-- start Input material --

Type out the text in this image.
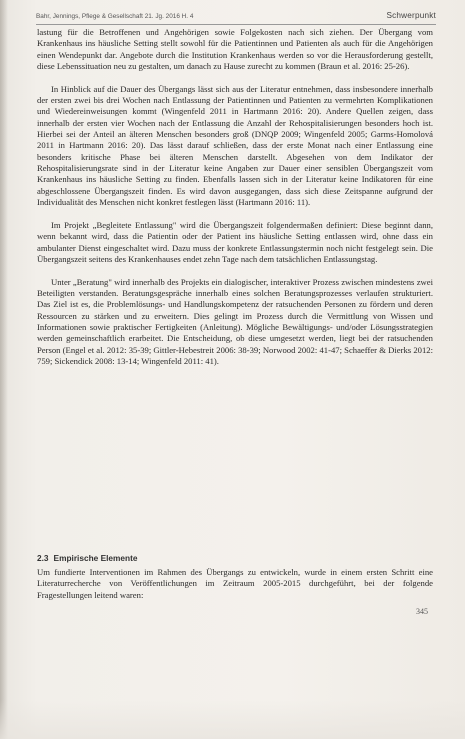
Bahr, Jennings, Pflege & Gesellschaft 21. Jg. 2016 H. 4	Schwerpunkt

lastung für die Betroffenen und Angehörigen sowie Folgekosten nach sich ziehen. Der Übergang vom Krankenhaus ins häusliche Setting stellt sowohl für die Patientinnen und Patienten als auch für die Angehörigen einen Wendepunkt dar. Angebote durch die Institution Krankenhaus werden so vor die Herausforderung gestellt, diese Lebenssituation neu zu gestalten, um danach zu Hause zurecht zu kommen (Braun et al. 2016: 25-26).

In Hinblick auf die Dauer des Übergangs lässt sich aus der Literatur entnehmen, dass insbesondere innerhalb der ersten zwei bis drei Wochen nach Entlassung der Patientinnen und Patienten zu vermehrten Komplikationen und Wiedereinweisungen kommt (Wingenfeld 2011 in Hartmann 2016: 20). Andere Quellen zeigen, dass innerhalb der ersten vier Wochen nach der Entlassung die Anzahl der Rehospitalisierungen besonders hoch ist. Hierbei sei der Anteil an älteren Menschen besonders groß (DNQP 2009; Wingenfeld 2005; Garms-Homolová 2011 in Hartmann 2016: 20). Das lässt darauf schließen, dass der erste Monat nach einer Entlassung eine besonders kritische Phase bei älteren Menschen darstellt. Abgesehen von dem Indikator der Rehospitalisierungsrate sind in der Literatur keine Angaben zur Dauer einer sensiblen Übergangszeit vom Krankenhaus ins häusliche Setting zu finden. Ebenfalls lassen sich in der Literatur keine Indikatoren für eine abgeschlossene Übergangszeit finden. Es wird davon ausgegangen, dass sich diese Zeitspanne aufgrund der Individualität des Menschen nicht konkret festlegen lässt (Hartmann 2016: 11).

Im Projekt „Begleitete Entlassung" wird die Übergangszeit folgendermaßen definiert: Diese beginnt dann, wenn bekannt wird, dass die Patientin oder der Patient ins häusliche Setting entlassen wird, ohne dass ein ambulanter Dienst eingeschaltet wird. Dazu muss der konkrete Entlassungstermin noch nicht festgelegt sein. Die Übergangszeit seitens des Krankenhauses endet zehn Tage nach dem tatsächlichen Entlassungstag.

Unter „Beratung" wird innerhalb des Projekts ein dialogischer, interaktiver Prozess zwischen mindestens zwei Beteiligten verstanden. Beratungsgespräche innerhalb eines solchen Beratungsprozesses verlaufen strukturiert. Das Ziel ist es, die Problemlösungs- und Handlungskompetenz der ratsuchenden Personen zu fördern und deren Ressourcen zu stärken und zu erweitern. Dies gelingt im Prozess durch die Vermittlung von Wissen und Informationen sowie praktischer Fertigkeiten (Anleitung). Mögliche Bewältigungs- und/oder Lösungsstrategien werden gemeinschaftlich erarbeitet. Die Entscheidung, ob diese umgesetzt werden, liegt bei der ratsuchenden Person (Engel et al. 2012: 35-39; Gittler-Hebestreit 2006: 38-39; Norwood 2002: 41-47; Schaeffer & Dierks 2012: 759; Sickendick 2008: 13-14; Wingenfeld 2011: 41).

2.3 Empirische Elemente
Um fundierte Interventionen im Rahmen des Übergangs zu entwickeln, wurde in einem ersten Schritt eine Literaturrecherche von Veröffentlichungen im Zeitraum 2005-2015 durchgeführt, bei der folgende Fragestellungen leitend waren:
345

-- end Input material --
-- start Input material --

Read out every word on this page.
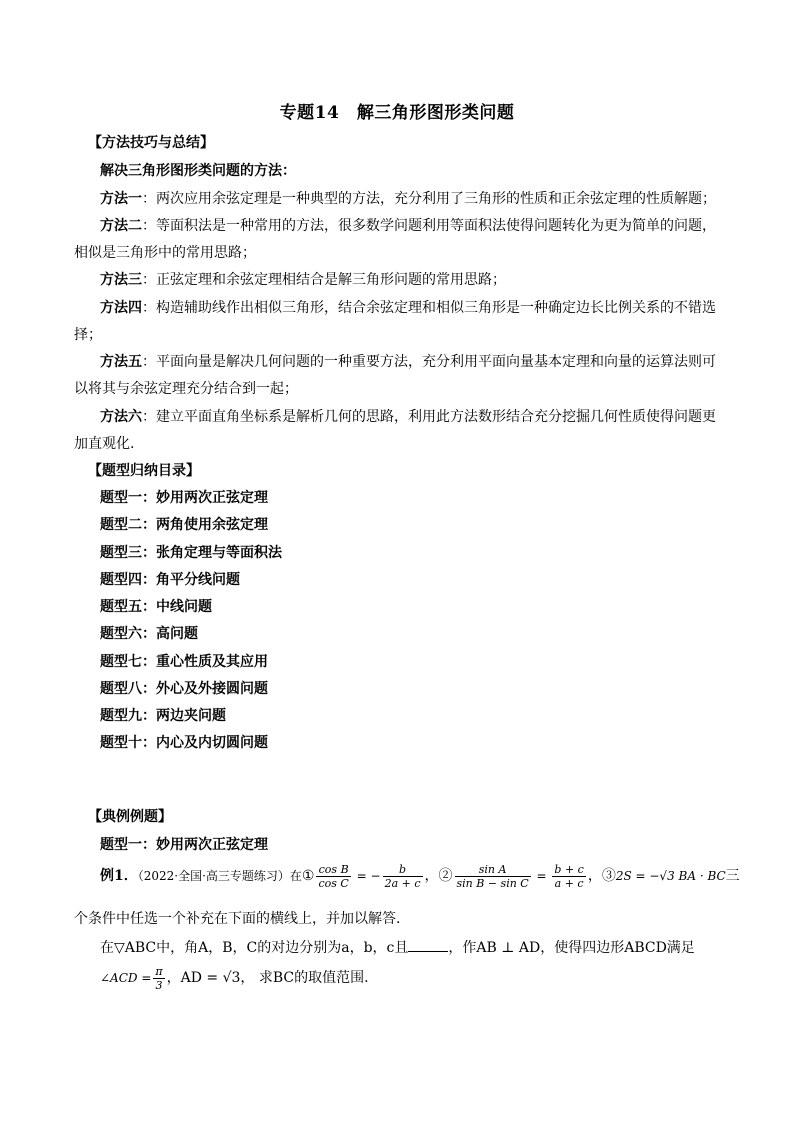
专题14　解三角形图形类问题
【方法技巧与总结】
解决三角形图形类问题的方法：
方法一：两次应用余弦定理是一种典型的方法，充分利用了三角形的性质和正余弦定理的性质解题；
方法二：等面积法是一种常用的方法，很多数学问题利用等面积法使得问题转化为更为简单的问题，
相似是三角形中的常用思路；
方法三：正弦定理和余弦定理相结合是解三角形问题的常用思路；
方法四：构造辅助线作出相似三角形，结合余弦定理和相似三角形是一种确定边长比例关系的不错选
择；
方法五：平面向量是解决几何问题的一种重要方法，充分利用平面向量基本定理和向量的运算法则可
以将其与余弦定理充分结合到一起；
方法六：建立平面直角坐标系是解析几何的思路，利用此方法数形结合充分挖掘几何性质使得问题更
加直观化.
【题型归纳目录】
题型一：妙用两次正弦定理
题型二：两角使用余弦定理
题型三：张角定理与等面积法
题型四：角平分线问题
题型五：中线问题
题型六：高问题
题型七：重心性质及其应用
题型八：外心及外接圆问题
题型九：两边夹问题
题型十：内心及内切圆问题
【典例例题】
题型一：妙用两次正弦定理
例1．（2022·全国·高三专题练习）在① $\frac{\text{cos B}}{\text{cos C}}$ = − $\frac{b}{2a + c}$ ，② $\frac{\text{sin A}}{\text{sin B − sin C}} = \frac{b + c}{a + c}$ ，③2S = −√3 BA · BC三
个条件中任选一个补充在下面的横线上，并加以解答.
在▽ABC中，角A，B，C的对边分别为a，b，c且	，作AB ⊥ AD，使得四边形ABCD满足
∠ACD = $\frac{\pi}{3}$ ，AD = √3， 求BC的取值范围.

-- end Input material --
-- start Input material --

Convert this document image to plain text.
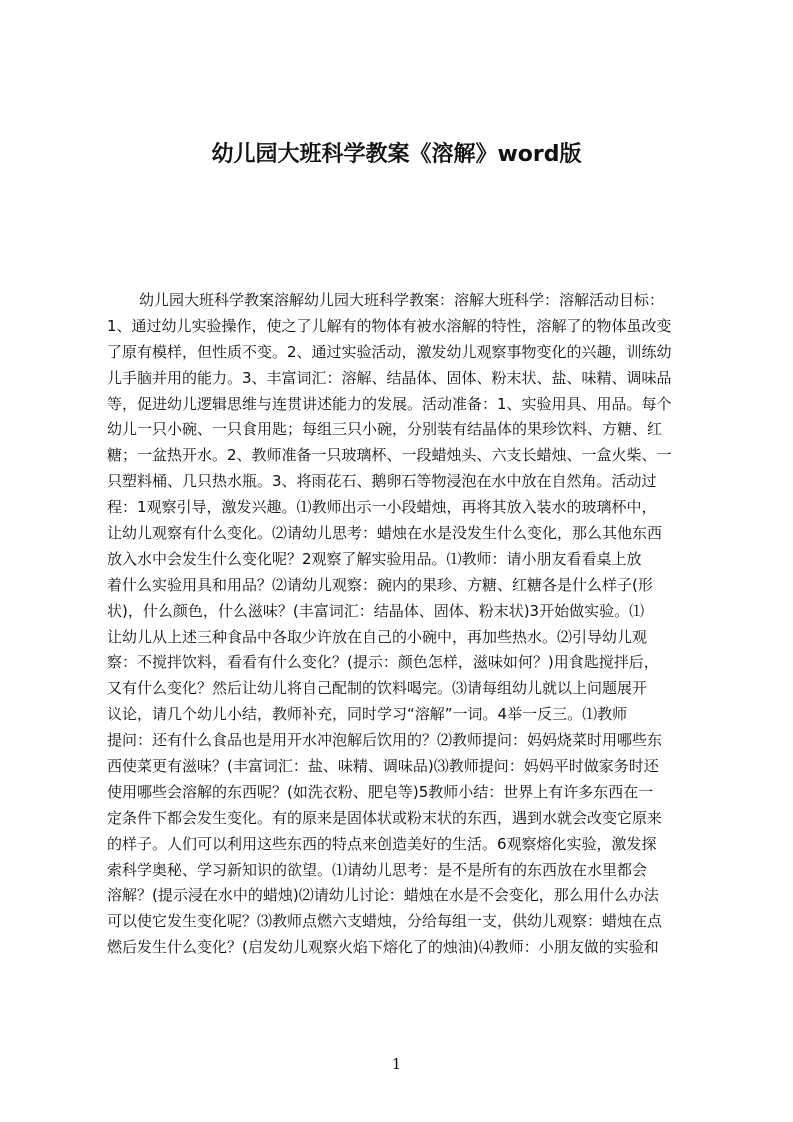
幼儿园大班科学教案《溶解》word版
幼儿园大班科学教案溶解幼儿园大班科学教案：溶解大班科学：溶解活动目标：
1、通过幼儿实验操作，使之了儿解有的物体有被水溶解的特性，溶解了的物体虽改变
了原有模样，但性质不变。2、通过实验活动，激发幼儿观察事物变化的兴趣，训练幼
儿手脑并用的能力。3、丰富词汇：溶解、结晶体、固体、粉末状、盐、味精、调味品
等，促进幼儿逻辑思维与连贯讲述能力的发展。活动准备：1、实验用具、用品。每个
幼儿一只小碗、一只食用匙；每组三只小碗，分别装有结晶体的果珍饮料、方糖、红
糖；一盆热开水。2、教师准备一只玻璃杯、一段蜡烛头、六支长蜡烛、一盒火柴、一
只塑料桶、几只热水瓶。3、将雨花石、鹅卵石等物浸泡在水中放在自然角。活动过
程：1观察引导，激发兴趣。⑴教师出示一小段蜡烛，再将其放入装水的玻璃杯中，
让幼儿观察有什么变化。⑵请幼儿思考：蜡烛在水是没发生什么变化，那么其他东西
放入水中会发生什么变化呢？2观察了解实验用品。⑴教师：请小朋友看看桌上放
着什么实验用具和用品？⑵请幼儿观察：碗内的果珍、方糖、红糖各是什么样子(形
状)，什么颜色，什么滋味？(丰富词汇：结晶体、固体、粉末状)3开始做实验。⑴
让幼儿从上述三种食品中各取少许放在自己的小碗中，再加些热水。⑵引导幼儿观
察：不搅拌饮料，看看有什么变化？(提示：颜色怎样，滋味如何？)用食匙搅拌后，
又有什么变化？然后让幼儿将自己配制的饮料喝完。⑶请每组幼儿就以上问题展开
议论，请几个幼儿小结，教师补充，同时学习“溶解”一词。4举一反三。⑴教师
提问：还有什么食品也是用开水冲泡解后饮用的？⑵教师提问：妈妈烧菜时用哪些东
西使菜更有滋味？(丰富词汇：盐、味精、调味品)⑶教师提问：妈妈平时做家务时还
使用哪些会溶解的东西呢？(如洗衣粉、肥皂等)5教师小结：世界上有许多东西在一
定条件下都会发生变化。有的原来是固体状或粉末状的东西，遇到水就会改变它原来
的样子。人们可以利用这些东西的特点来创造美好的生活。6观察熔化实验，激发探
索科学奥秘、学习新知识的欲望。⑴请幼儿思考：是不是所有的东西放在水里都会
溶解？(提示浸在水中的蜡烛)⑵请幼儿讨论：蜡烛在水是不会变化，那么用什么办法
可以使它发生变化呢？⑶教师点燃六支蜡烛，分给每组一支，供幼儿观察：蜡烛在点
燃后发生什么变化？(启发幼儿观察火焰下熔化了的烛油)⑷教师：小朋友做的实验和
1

-- end Input material --

Locate the word "Patienten" in the data above. Copy every line carrying it.

lastung für die Betroffenen und Angehörigen sowie Folgekosten nach sich ziehen. Der Übergang vom Krankenhaus ins häusliche Setting stellt sowohl für die Patientinnen und Patienten als auch für die Angehörigen einen Wendepunkt dar. Angebote durch die Institution Krankenhaus werden so vor die Herausforderung gestellt, diese Lebenssituation neu zu gestalten, um danach zu Hause zurecht zu kommen (Braun et al. 2016: 25-26).
In Hinblick auf die Dauer des Übergangs lässt sich aus der Literatur entnehmen, dass insbesondere innerhalb der ersten zwei bis drei Wochen nach Entlassung der Patientinnen und Patienten zu vermehrten Komplikationen und Wiedereinweisungen kommt (Wingenfeld 2011 in Hartmann 2016: 20). Andere Quellen zeigen, dass innerhalb der ersten vier Wochen nach der Entlassung die Anzahl der Rehospitalisierungen besonders hoch ist. Hierbei sei der Anteil an älteren Menschen besonders groß (DNQP 2009; Wingenfeld 2005; Garms-Homolová 2011 in Hartmann 2016: 20). Das lässt darauf schließen, dass der erste Monat nach einer Entlassung eine besonders kritische Phase bei älteren Menschen darstellt. Abgesehen von dem Indikator der Rehospitalisierungsrate sind in der Literatur keine Angaben zur Dauer einer sensiblen Übergangszeit vom Krankenhaus ins häusliche Setting zu finden. Ebenfalls lassen sich in der Literatur keine Indikatoren für eine abgeschlossene Übergangszeit finden. Es wird davon ausgegangen, dass sich diese Zeitspanne aufgrund der Individualität des Menschen nicht konkret festlegen lässt (Hartmann 2016: 11).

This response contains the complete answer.